> [GOAL]:
Extract the whole listing as it stands. Do not include the pictures.

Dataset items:
───

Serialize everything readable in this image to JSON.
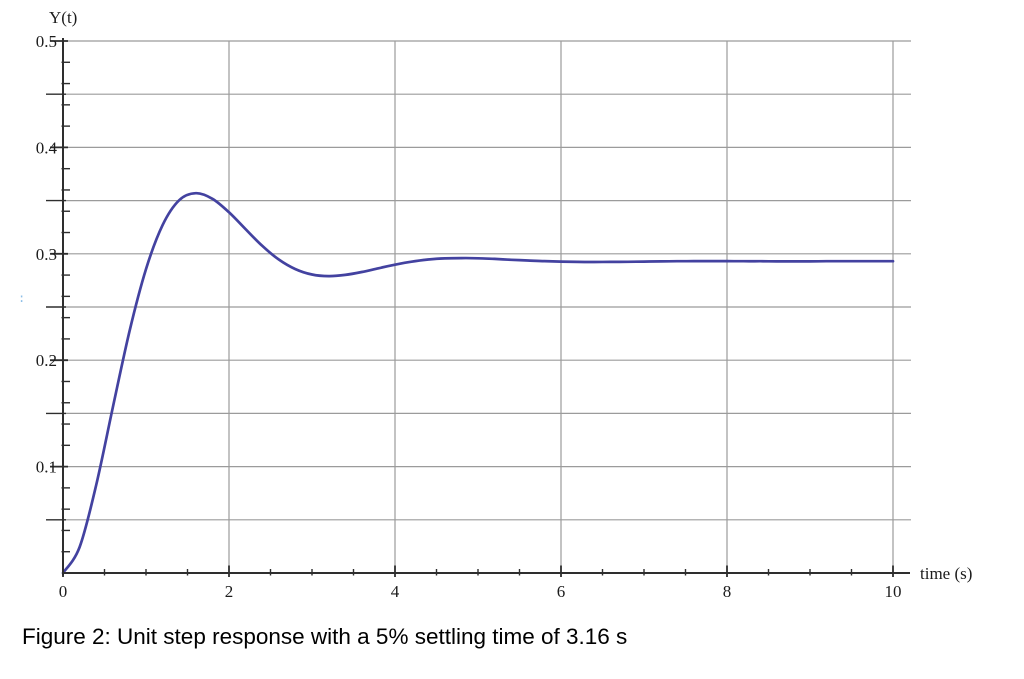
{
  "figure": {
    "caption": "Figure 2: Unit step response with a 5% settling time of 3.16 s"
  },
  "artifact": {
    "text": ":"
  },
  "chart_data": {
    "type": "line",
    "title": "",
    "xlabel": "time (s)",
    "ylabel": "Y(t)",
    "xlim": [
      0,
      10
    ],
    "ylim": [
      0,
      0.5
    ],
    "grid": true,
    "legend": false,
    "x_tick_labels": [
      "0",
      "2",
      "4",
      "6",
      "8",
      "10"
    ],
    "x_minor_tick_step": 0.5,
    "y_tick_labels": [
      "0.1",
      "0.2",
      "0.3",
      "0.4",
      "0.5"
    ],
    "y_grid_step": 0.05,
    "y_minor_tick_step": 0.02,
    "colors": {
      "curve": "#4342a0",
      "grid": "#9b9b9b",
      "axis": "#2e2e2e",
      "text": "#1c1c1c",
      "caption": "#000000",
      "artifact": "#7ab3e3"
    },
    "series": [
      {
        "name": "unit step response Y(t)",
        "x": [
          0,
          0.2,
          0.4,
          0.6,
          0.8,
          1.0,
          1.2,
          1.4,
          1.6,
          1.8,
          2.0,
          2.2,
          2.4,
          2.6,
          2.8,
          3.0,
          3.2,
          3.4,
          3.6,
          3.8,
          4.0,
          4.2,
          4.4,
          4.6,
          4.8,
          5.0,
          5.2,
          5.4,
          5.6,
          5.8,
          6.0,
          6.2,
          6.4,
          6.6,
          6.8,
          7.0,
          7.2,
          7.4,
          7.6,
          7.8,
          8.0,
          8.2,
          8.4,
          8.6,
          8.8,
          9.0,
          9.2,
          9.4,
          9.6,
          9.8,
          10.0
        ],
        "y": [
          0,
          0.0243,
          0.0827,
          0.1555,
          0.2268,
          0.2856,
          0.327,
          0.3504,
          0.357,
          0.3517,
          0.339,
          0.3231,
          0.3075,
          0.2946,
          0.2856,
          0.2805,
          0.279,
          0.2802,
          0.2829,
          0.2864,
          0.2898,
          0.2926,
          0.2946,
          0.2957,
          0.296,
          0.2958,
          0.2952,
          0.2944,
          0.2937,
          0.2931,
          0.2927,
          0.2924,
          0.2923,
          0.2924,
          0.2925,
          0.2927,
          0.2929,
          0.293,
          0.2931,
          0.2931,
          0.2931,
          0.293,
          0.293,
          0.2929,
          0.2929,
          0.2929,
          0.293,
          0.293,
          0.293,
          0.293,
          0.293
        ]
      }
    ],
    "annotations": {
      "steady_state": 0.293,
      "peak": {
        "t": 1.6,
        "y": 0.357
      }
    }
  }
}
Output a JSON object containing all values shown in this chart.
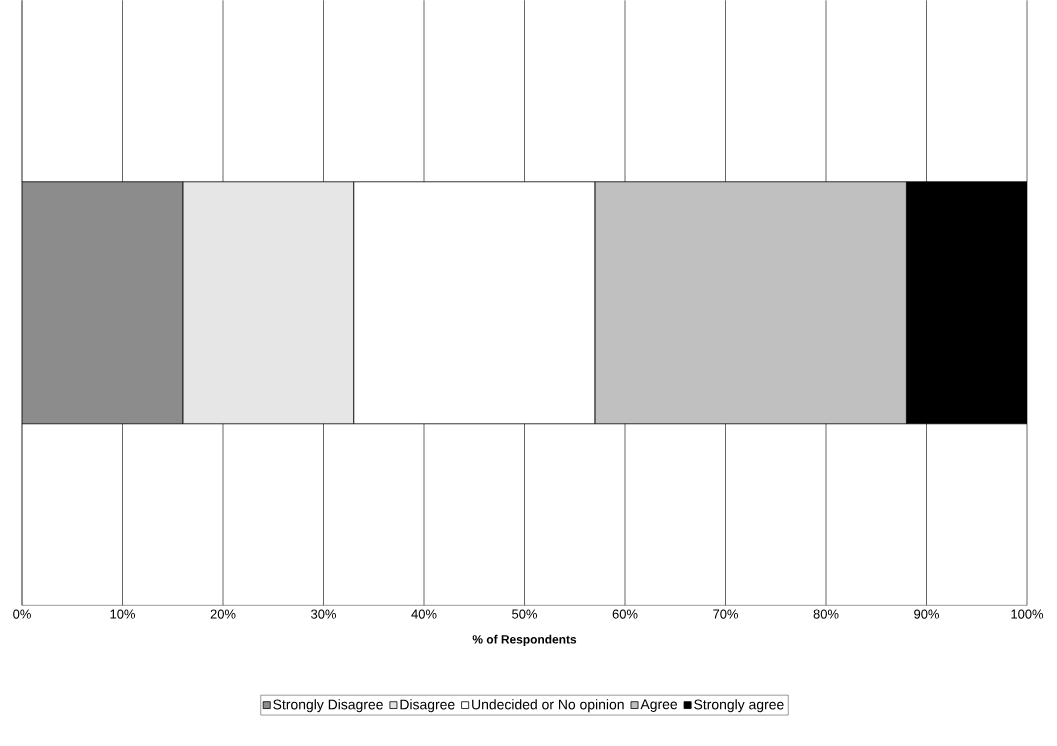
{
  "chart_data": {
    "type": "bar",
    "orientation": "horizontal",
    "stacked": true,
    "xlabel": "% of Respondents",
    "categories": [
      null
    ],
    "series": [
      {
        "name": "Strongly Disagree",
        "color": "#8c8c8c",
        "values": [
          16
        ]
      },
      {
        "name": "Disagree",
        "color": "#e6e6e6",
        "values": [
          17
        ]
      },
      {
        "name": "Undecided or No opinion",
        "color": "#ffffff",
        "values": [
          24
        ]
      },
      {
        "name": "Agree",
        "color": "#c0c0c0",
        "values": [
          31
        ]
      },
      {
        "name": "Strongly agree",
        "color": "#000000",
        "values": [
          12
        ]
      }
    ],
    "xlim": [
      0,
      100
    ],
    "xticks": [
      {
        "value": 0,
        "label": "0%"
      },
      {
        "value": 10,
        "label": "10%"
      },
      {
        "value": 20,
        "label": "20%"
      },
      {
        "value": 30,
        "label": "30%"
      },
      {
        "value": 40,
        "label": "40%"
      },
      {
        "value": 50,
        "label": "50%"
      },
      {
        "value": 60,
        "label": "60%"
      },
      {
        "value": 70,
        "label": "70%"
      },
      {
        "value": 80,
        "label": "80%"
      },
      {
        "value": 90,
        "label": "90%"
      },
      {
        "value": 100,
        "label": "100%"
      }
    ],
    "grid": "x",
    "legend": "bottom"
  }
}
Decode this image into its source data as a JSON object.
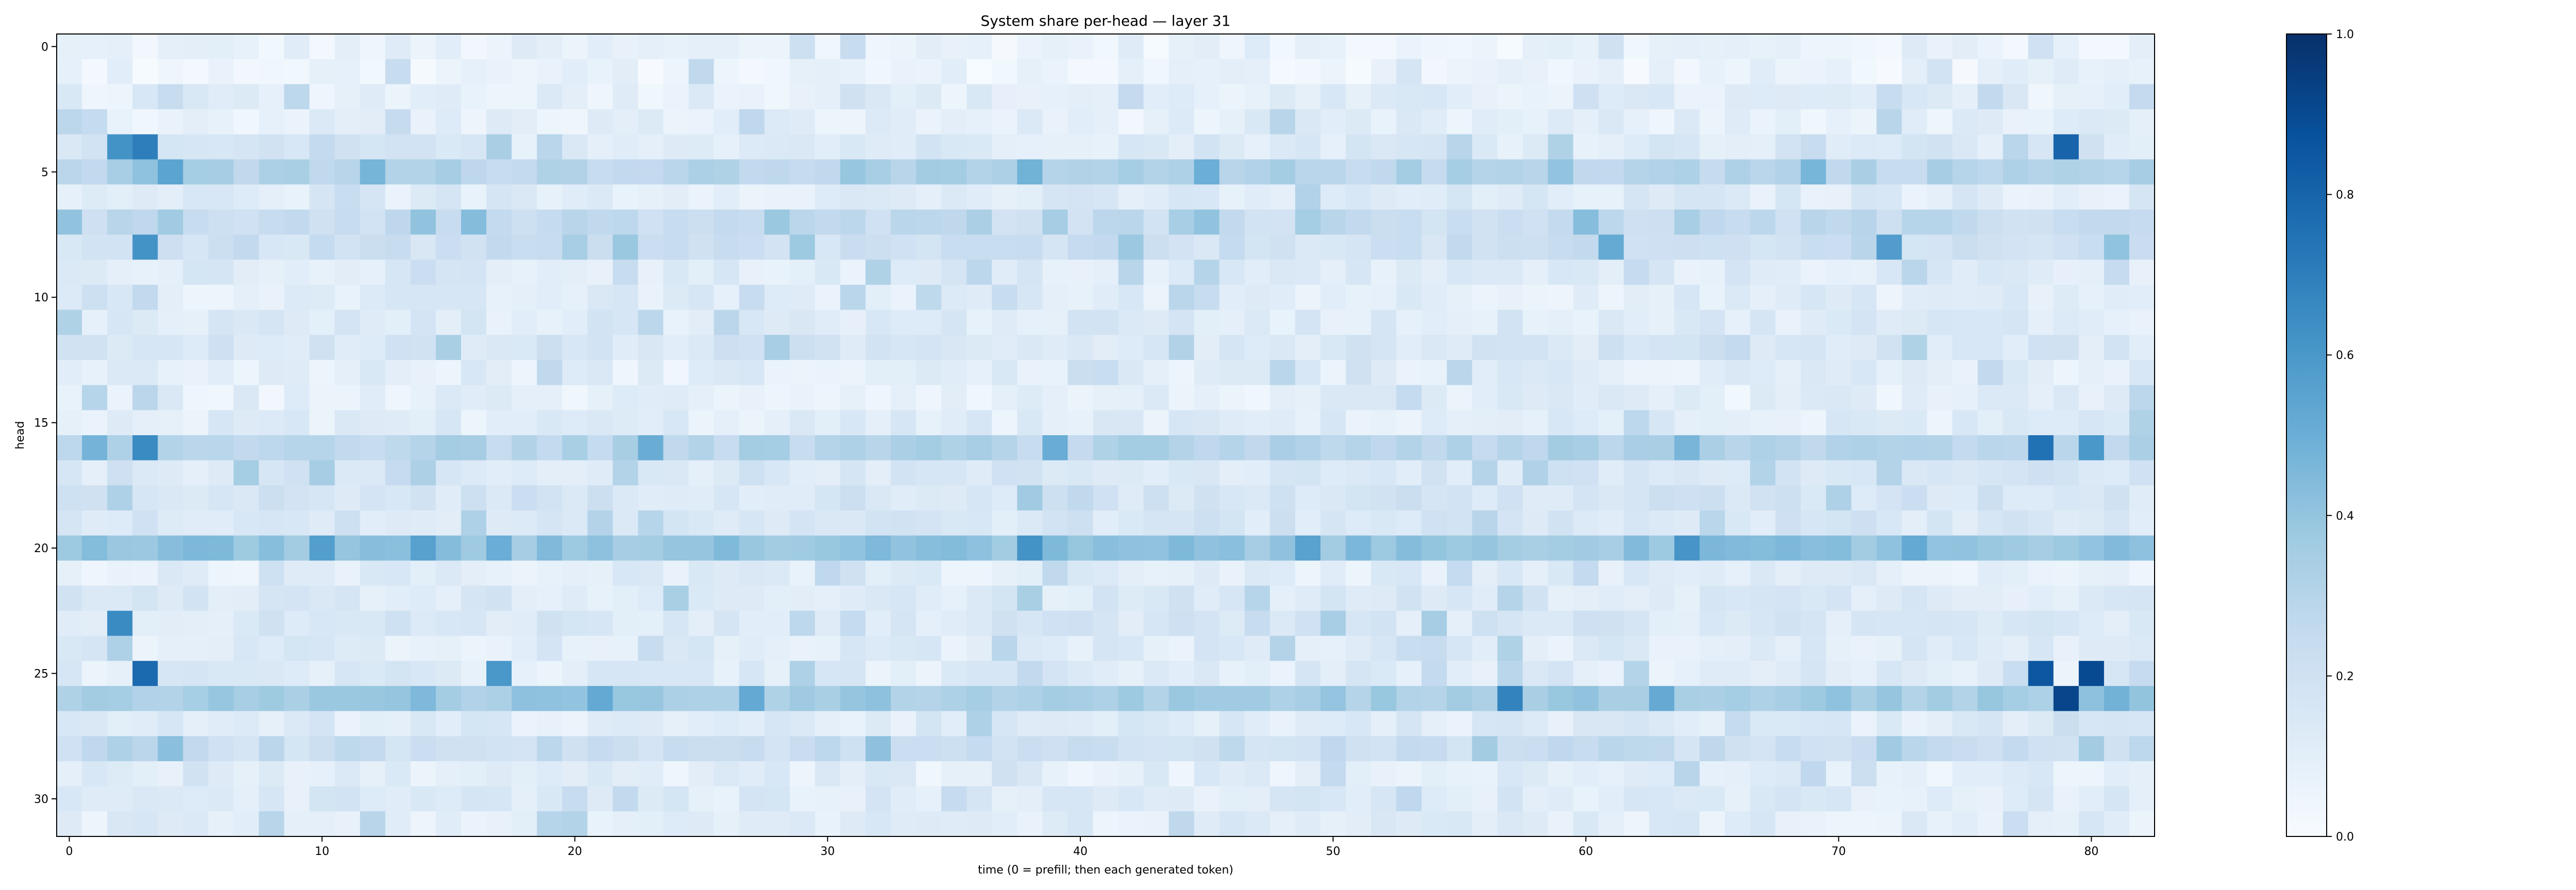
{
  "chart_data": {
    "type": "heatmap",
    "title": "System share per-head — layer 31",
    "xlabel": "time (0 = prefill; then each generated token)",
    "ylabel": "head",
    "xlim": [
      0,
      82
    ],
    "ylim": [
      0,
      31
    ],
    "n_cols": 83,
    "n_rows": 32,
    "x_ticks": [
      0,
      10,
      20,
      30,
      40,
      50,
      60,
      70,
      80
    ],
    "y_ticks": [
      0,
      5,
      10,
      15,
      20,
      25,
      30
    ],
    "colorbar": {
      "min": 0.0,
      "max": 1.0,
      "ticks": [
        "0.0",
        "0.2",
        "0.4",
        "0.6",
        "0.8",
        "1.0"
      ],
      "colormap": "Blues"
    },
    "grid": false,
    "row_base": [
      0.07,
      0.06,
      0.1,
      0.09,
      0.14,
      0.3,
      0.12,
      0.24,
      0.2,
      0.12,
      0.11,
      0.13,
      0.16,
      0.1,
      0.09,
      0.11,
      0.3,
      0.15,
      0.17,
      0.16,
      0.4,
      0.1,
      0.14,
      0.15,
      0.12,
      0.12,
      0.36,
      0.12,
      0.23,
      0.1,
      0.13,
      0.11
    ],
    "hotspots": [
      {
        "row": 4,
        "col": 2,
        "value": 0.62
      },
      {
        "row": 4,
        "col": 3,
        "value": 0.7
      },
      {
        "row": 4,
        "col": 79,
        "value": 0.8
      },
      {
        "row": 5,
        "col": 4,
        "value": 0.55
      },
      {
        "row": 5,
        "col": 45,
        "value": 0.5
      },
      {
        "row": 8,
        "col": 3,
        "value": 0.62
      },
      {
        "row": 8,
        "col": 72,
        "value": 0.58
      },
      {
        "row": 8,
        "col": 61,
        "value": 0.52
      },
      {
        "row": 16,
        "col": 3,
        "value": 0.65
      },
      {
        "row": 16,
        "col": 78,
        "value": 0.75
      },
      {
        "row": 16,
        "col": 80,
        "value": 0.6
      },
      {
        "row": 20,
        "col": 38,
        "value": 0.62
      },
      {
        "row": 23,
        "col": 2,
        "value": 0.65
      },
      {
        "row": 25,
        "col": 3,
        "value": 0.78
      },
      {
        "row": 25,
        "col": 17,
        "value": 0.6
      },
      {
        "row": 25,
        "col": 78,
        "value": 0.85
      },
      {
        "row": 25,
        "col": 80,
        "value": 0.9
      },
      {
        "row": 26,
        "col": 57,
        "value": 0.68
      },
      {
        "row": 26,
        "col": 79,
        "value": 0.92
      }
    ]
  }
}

───

> [FINISHED ANSWER]:
Serialize everything readable in this image to JSON.
{
  "figure": {
    "caption": "Figure 2: Unit step response with a 5% settling time of 3.16 s"
  },
  "artifact": {
    "text": ":"
  },
  "chart_data": {
    "type": "line",
    "title": "",
    "xlabel": "time (s)",
    "ylabel": "Y(t)",
    "xlim": [
      0,
      10
    ],
    "ylim": [
      0,
      0.5
    ],
    "grid": true,
    "legend": false,
    "x_tick_labels": [
      "0",
      "2",
      "4",
      "6",
      "8",
      "10"
    ],
    "x_minor_tick_step": 0.5,
    "y_tick_labels": [
      "0.1",
      "0.2",
      "0.3",
      "0.4",
      "0.5"
    ],
    "y_grid_step": 0.05,
    "y_minor_tick_step": 0.02,
    "colors": {
      "curve": "#4342a0",
      "grid": "#9b9b9b",
      "axis": "#2e2e2e",
      "text": "#1c1c1c",
      "caption": "#000000",
      "artifact": "#7ab3e3"
    },
    "series": [
      {
        "name": "unit step response Y(t)",
        "x": [
          0,
          0.2,
          0.4,
          0.6,
          0.8,
          1.0,
          1.2,
          1.4,
          1.6,
          1.8,
          2.0,
          2.2,
          2.4,
          2.6,
          2.8,
          3.0,
          3.2,
          3.4,
          3.6,
          3.8,
          4.0,
          4.2,
          4.4,
          4.6,
          4.8,
          5.0,
          5.2,
          5.4,
          5.6,
          5.8,
          6.0,
          6.2,
          6.4,
          6.6,
          6.8,
          7.0,
          7.2,
          7.4,
          7.6,
          7.8,
          8.0,
          8.2,
          8.4,
          8.6,
          8.8,
          9.0,
          9.2,
          9.4,
          9.6,
          9.8,
          10.0
        ],
        "y": [
          0,
          0.0243,
          0.0827,
          0.1555,
          0.2268,
          0.2856,
          0.327,
          0.3504,
          0.357,
          0.3517,
          0.339,
          0.3231,
          0.3075,
          0.2946,
          0.2856,
          0.2805,
          0.279,
          0.2802,
          0.2829,
          0.2864,
          0.2898,
          0.2926,
          0.2946,
          0.2957,
          0.296,
          0.2958,
          0.2952,
          0.2944,
          0.2937,
          0.2931,
          0.2927,
          0.2924,
          0.2923,
          0.2924,
          0.2925,
          0.2927,
          0.2929,
          0.293,
          0.2931,
          0.2931,
          0.2931,
          0.293,
          0.293,
          0.2929,
          0.2929,
          0.2929,
          0.293,
          0.293,
          0.293,
          0.293,
          0.293
        ]
      }
    ],
    "annotations": {
      "steady_state": 0.293,
      "peak": {
        "t": 1.6,
        "y": 0.357
      }
    }
  }
}
Output a JSON object containing all values shown in this chart.
{
  "chart_data": {
    "type": "bar",
    "orientation": "horizontal",
    "stacked": true,
    "xlabel": "% of Respondents",
    "categories": [
      null
    ],
    "series": [
      {
        "name": "Strongly Disagree",
        "color": "#8c8c8c",
        "values": [
          16
        ]
      },
      {
        "name": "Disagree",
        "color": "#e6e6e6",
        "values": [
          17
        ]
      },
      {
        "name": "Undecided or No opinion",
        "color": "#ffffff",
        "values": [
          24
        ]
      },
      {
        "name": "Agree",
        "color": "#c0c0c0",
        "values": [
          31
        ]
      },
      {
        "name": "Strongly agree",
        "color": "#000000",
        "values": [
          12
        ]
      }
    ],
    "xlim": [
      0,
      100
    ],
    "xticks": [
      {
        "value": 0,
        "label": "0%"
      },
      {
        "value": 10,
        "label": "10%"
      },
      {
        "value": 20,
        "label": "20%"
      },
      {
        "value": 30,
        "label": "30%"
      },
      {
        "value": 40,
        "label": "40%"
      },
      {
        "value": 50,
        "label": "50%"
      },
      {
        "value": 60,
        "label": "60%"
      },
      {
        "value": 70,
        "label": "70%"
      },
      {
        "value": 80,
        "label": "80%"
      },
      {
        "value": 90,
        "label": "90%"
      },
      {
        "value": 100,
        "label": "100%"
      }
    ],
    "grid": "x",
    "legend": "bottom"
  }
}
Decode this image into its source data as a JSON object.
{
  "chart_data": {
    "type": "heatmap",
    "title": "System share per-head — layer 31",
    "xlabel": "time (0 = prefill; then each generated token)",
    "ylabel": "head",
    "xlim": [
      0,
      82
    ],
    "ylim": [
      0,
      31
    ],
    "n_cols": 83,
    "n_rows": 32,
    "x_ticks": [
      0,
      10,
      20,
      30,
      40,
      50,
      60,
      70,
      80
    ],
    "y_ticks": [
      0,
      5,
      10,
      15,
      20,
      25,
      30
    ],
    "colorbar": {
      "min": 0.0,
      "max": 1.0,
      "ticks": [
        "0.0",
        "0.2",
        "0.4",
        "0.6",
        "0.8",
        "1.0"
      ],
      "colormap": "Blues"
    },
    "grid": false,
    "row_base": [
      0.07,
      0.06,
      0.1,
      0.09,
      0.14,
      0.3,
      0.12,
      0.24,
      0.2,
      0.12,
      0.11,
      0.13,
      0.16,
      0.1,
      0.09,
      0.11,
      0.3,
      0.15,
      0.17,
      0.16,
      0.4,
      0.1,
      0.14,
      0.15,
      0.12,
      0.12,
      0.36,
      0.12,
      0.23,
      0.1,
      0.13,
      0.11
    ],
    "hotspots": [
      {
        "row": 4,
        "col": 2,
        "value": 0.62
      },
      {
        "row": 4,
        "col": 3,
        "value": 0.7
      },
      {
        "row": 4,
        "col": 79,
        "value": 0.8
      },
      {
        "row": 5,
        "col": 4,
        "value": 0.55
      },
      {
        "row": 5,
        "col": 45,
        "value": 0.5
      },
      {
        "row": 8,
        "col": 3,
        "value": 0.62
      },
      {
        "row": 8,
        "col": 72,
        "value": 0.58
      },
      {
        "row": 8,
        "col": 61,
        "value": 0.52
      },
      {
        "row": 16,
        "col": 3,
        "value": 0.65
      },
      {
        "row": 16,
        "col": 78,
        "value": 0.75
      },
      {
        "row": 16,
        "col": 80,
        "value": 0.6
      },
      {
        "row": 20,
        "col": 38,
        "value": 0.62
      },
      {
        "row": 23,
        "col": 2,
        "value": 0.65
      },
      {
        "row": 25,
        "col": 3,
        "value": 0.78
      },
      {
        "row": 25,
        "col": 17,
        "value": 0.6
      },
      {
        "row": 25,
        "col": 78,
        "value": 0.85
      },
      {
        "row": 25,
        "col": 80,
        "value": 0.9
      },
      {
        "row": 26,
        "col": 57,
        "value": 0.68
      },
      {
        "row": 26,
        "col": 79,
        "value": 0.92
      }
    ]
  }
}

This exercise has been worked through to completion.